## EXERCISE REQUIREMENTS
Copy nothing but the lines running from the one containing "Type out the text in this image." through the end of the listing below. Drop the pictures.

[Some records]

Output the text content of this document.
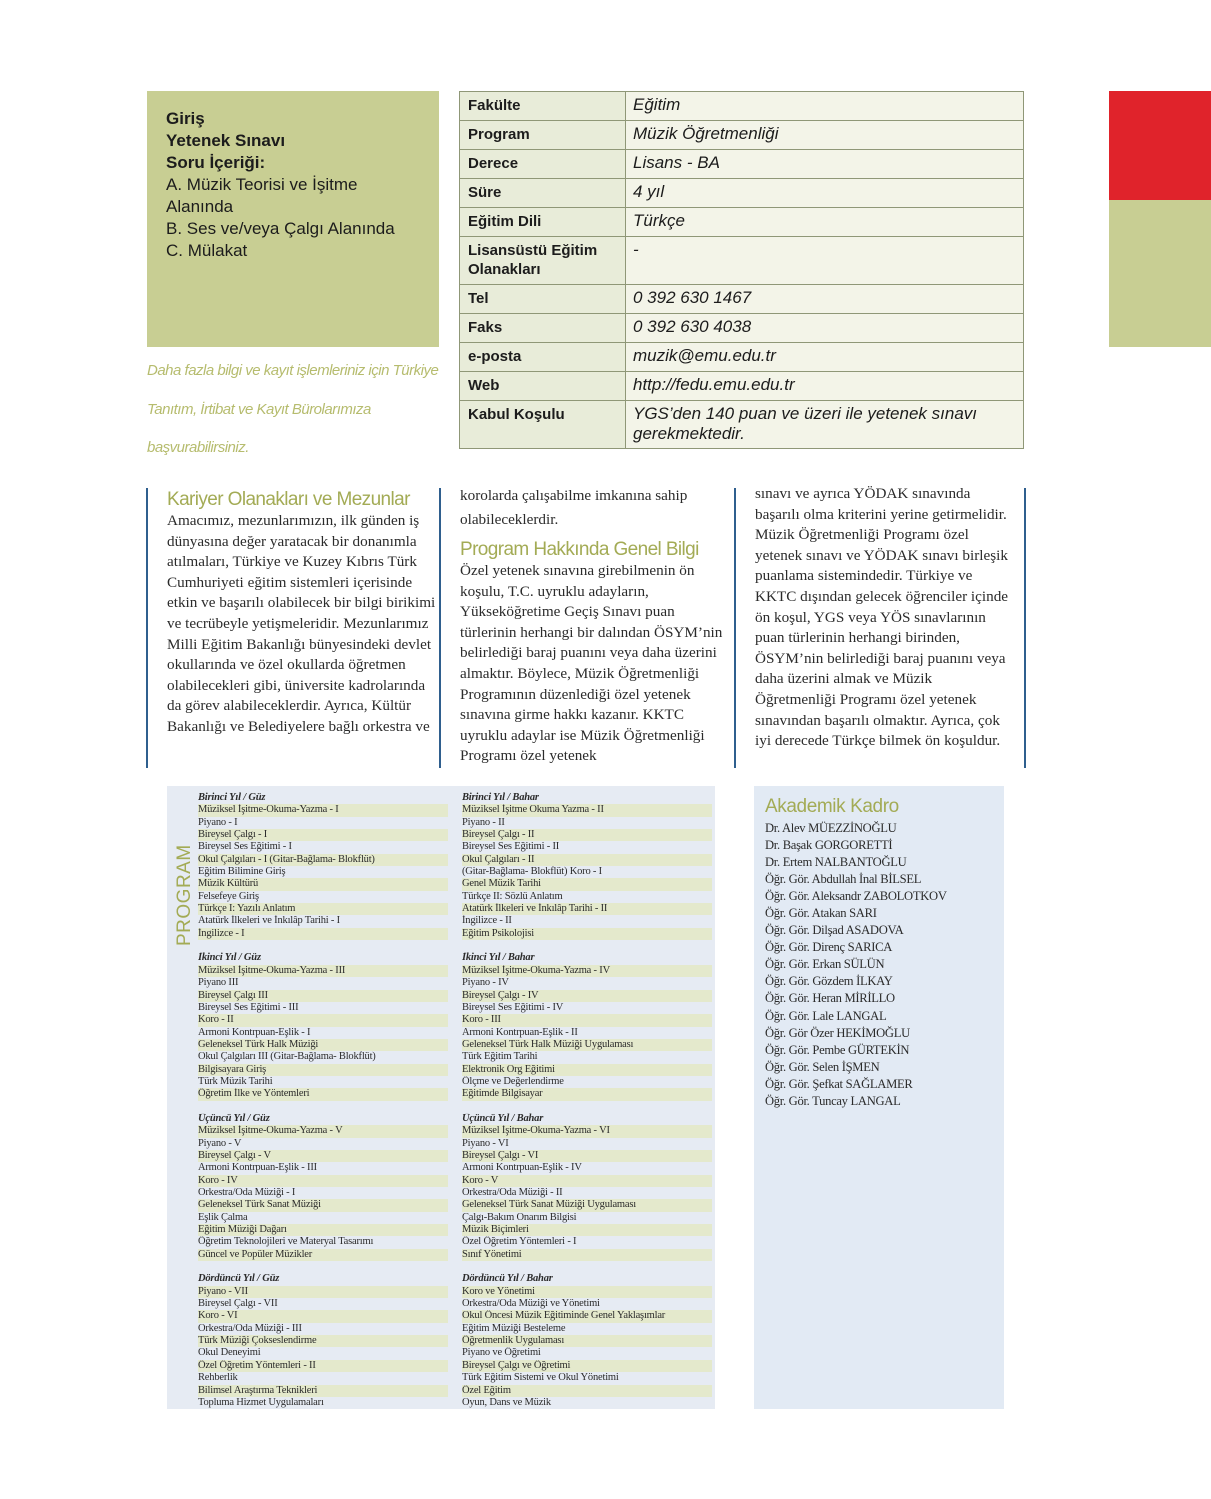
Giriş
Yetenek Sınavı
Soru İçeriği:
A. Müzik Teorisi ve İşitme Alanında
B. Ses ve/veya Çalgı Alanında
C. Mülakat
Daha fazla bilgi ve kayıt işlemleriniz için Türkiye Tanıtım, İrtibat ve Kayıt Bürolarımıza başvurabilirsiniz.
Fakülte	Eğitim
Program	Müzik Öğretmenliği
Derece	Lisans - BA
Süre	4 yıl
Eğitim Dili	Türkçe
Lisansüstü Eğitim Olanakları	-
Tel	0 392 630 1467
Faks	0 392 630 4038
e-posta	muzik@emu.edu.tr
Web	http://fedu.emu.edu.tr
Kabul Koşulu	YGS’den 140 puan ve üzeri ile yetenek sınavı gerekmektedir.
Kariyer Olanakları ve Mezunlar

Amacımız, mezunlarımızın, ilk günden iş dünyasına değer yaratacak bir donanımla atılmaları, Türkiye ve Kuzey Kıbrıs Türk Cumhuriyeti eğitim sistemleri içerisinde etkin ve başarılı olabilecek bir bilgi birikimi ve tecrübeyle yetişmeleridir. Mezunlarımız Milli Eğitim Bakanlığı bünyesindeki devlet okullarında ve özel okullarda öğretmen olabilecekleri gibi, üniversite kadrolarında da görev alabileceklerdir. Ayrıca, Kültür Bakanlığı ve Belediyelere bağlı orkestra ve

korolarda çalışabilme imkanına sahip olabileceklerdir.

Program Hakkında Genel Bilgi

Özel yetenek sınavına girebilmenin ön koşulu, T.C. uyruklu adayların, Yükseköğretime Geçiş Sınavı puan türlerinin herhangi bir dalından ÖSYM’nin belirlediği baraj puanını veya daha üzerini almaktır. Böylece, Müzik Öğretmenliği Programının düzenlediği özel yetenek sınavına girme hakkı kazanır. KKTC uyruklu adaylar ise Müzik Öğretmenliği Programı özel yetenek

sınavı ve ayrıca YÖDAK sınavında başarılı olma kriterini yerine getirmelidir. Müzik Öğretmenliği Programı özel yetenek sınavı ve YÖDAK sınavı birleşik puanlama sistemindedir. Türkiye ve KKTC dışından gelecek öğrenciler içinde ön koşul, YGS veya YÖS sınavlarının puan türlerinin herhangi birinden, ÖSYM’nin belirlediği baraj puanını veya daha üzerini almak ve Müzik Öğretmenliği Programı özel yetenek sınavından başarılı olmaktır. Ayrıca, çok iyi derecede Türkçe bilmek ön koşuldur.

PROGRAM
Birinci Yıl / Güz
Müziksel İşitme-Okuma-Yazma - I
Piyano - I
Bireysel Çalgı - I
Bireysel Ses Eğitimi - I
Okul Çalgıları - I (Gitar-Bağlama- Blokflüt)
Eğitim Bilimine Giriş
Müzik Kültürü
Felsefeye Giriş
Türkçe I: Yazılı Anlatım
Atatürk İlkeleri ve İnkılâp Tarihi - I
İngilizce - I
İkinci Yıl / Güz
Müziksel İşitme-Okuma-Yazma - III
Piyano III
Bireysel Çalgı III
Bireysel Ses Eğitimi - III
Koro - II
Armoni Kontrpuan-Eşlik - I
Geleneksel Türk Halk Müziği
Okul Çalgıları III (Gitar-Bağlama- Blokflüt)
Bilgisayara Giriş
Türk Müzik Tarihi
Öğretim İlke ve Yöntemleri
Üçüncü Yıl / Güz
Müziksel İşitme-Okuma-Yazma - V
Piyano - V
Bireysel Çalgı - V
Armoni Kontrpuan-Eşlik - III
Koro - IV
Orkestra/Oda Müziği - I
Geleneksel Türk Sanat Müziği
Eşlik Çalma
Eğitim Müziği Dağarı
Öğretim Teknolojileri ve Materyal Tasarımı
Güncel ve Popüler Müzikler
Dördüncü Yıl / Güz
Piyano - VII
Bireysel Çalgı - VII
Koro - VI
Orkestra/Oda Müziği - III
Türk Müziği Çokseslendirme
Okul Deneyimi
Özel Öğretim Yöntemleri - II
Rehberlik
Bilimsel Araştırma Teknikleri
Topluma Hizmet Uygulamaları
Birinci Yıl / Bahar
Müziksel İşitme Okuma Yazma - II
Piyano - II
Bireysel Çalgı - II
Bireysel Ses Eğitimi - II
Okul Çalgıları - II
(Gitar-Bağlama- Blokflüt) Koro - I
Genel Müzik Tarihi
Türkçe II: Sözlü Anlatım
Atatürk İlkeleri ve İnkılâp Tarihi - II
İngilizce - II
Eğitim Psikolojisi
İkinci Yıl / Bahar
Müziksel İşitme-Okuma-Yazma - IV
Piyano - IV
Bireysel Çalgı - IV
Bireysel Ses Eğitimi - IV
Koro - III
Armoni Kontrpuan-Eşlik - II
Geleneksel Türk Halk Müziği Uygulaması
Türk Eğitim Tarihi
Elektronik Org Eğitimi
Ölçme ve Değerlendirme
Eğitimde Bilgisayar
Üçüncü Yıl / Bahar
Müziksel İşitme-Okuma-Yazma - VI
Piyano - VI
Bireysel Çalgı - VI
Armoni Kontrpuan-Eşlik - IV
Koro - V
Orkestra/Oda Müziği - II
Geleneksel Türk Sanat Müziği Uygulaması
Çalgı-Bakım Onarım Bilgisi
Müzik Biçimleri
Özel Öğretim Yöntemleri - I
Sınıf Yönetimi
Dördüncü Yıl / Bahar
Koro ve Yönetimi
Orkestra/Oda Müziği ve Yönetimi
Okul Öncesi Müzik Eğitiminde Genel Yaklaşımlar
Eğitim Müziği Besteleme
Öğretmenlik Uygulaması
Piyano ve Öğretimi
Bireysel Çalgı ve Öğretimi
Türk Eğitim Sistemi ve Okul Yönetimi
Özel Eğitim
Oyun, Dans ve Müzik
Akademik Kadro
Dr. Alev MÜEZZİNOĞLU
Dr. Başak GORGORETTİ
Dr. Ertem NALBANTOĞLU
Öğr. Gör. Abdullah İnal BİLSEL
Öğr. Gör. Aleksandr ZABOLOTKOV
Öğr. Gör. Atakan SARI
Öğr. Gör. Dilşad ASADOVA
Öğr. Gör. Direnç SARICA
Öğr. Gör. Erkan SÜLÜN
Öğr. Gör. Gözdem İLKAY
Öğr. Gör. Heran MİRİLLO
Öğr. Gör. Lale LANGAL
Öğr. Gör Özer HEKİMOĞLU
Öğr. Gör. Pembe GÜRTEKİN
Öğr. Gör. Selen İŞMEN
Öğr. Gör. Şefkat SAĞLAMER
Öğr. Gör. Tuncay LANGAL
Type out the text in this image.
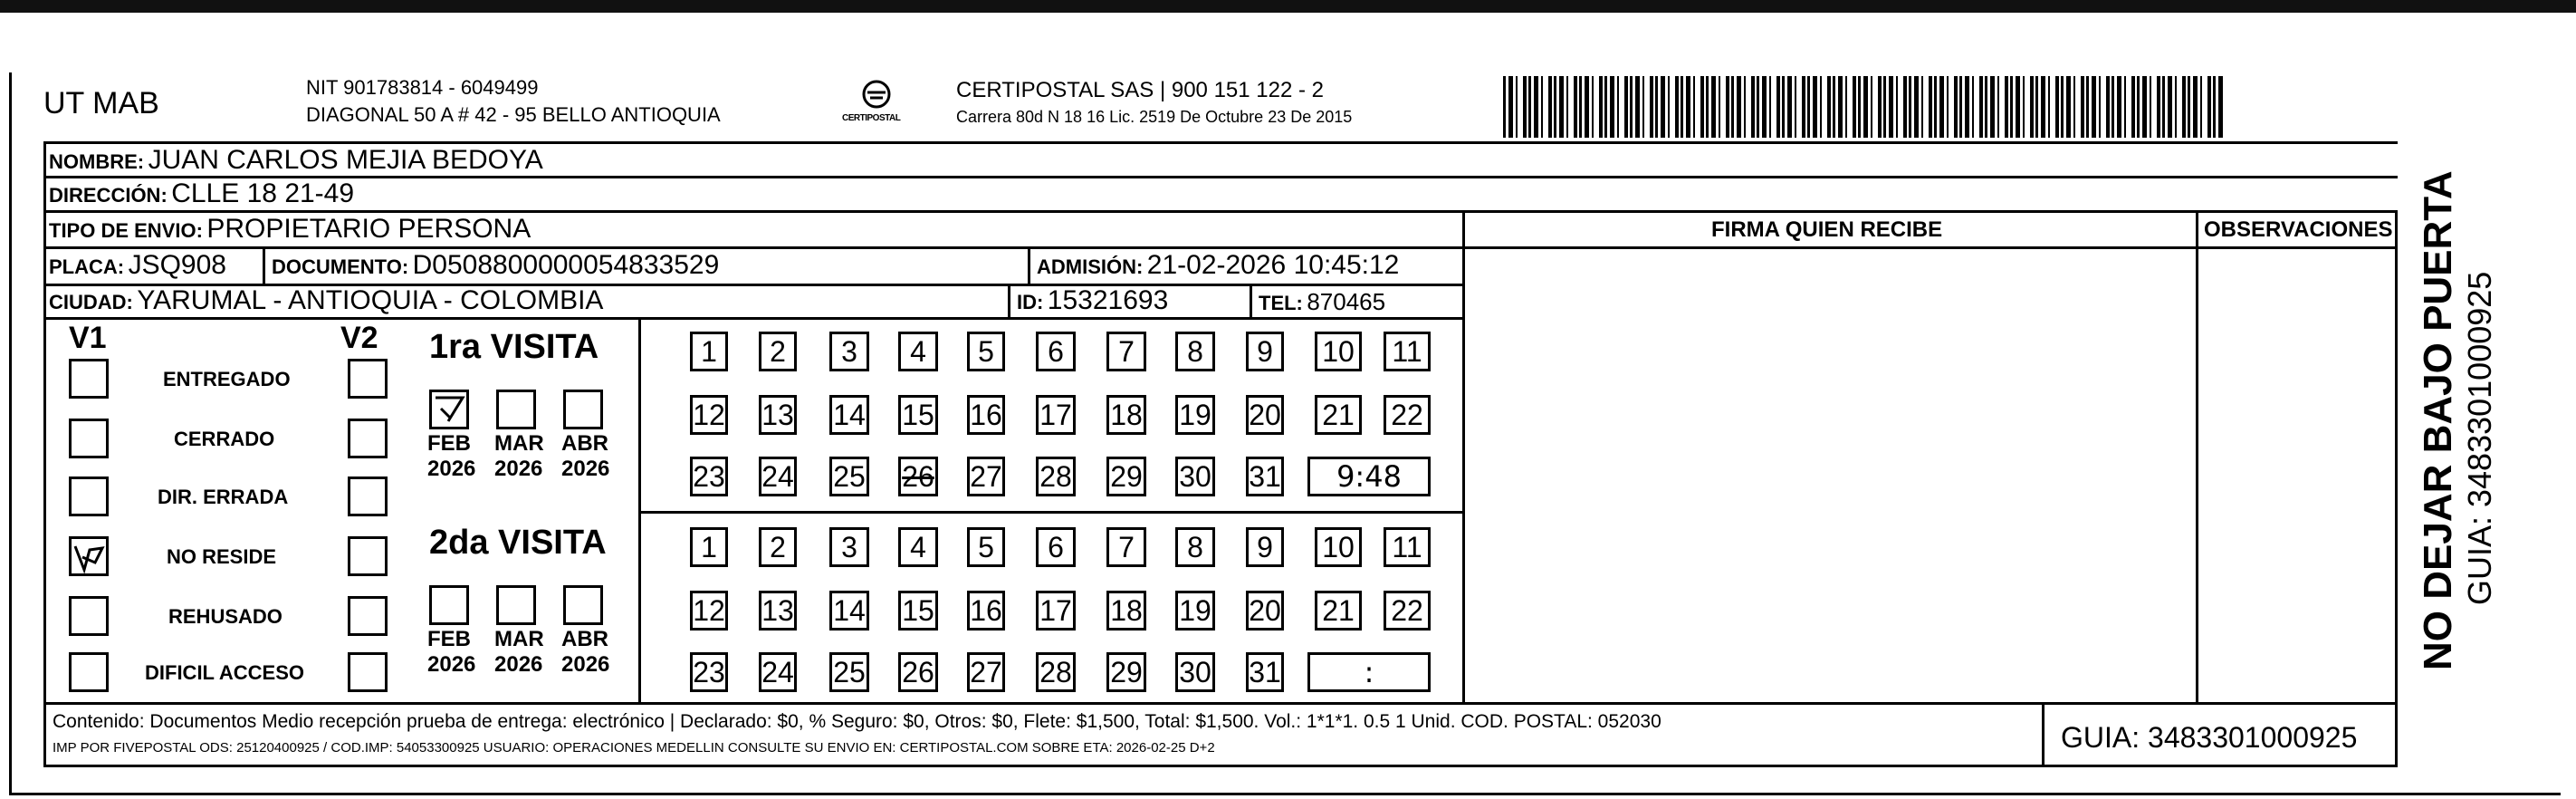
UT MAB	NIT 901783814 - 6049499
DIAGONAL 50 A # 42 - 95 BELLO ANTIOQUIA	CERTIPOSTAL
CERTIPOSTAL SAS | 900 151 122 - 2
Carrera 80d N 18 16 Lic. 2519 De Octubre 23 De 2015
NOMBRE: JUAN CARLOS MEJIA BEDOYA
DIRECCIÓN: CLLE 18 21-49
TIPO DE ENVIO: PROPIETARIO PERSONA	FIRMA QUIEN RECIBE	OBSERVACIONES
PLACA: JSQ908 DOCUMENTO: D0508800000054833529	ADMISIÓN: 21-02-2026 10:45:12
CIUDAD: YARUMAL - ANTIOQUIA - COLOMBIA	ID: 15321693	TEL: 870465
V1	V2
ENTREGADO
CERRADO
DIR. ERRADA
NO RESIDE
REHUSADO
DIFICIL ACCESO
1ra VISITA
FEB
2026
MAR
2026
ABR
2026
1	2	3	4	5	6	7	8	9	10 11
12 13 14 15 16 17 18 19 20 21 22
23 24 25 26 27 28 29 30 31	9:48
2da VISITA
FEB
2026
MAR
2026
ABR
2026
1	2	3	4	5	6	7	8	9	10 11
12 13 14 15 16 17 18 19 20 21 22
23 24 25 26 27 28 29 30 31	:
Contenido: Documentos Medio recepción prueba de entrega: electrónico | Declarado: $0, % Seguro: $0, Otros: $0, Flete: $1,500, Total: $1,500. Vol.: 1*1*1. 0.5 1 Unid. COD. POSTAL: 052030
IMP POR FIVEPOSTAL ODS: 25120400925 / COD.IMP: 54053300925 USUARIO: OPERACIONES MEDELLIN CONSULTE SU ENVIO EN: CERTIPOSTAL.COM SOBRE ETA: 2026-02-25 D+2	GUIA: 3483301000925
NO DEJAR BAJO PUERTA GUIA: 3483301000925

## FINISHED ANSWER
Type out the text in this image.
UT MAB	NIT 901783814 - 6049499
DIAGONAL 50 A # 42 - 95 BELLO ANTIOQUIA	CERTIPOSTAL
CERTIPOSTAL SAS | 900 151 122 - 2
Carrera 80d N 18 16 Lic. 2519 De Octubre 23 De 2015
NOMBRE: JUAN CARLOS MEJIA BEDOYA
DIRECCIÓN: CLLE 18 21-49
TIPO DE ENVIO: PROPIETARIO PERSONA	FIRMA QUIEN RECIBE	OBSERVACIONES
PLACA: JSQ908 DOCUMENTO: D0508800000054833529	ADMISIÓN: 21-02-2026 10:45:12
CIUDAD: YARUMAL - ANTIOQUIA - COLOMBIA	ID: 15321693	TEL: 870465
V1	V2
ENTREGADO
CERRADO
DIR. ERRADA
NO RESIDE
REHUSADO
DIFICIL ACCESO
1ra VISITA
FEB
2026
MAR
2026
ABR
2026
1	2	3	4	5	6	7	8	9	10 11
12 13 14 15 16 17 18 19 20 21 22
23 24 25 26 27 28 29 30 31	9:48
2da VISITA
FEB
2026
MAR
2026
ABR
2026
1	2	3	4	5	6	7	8	9	10 11
12 13 14 15 16 17 18 19 20 21 22
23 24 25 26 27 28 29 30 31	:
Contenido: Documentos Medio recepción prueba de entrega: electrónico | Declarado: $0, % Seguro: $0, Otros: $0, Flete: $1,500, Total: $1,500. Vol.: 1*1*1. 0.5 1 Unid. COD. POSTAL: 052030
IMP POR FIVEPOSTAL ODS: 25120400925 / COD.IMP: 54053300925 USUARIO: OPERACIONES MEDELLIN CONSULTE SU ENVIO EN: CERTIPOSTAL.COM SOBRE ETA: 2026-02-25 D+2	GUIA: 3483301000925
NO DEJAR BAJO PUERTA GUIA: 3483301000925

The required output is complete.